____ SOURCE DATA

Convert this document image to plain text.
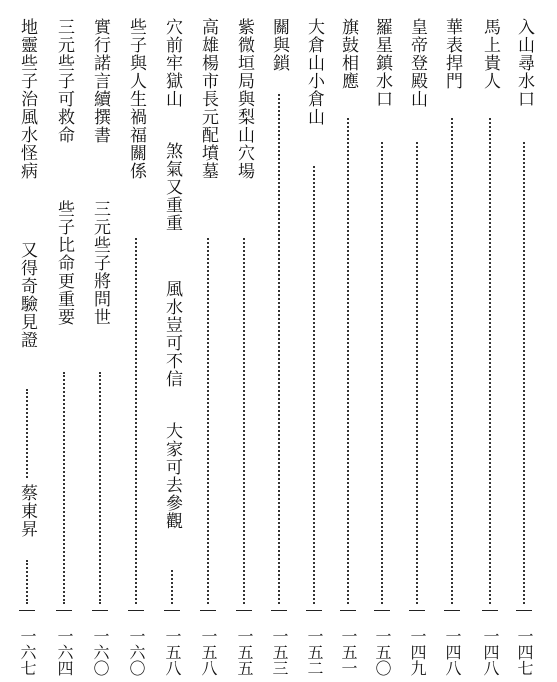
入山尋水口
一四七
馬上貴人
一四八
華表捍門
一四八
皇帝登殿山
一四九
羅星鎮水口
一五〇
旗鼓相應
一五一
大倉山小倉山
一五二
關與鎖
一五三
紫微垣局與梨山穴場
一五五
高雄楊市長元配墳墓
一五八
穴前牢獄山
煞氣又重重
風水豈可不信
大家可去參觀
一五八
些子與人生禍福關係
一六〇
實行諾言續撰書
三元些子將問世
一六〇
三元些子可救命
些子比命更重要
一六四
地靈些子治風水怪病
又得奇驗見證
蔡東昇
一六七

________

PROBLEM DESCRIPTION
Give the material again exactly as it is, but keep the pictures out.

WRITTEN ANSWER
Convert this document image to plain text.
入山尋水口
一四七
馬上貴人
一四八
華表捍門
一四八
皇帝登殿山
一四九
羅星鎮水口
一五〇
旗鼓相應
一五一
大倉山小倉山
一五二
關與鎖
一五三
紫微垣局與梨山穴場
一五五
高雄楊市長元配墳墓
一五八
穴前牢獄山
煞氣又重重
風水豈可不信
大家可去參觀
一五八
些子與人生禍福關係
一六〇
實行諾言續撰書
三元些子將問世
一六〇
三元些子可救命
些子比命更重要
一六四
地靈些子治風水怪病
又得奇驗見證
蔡東昇
一六七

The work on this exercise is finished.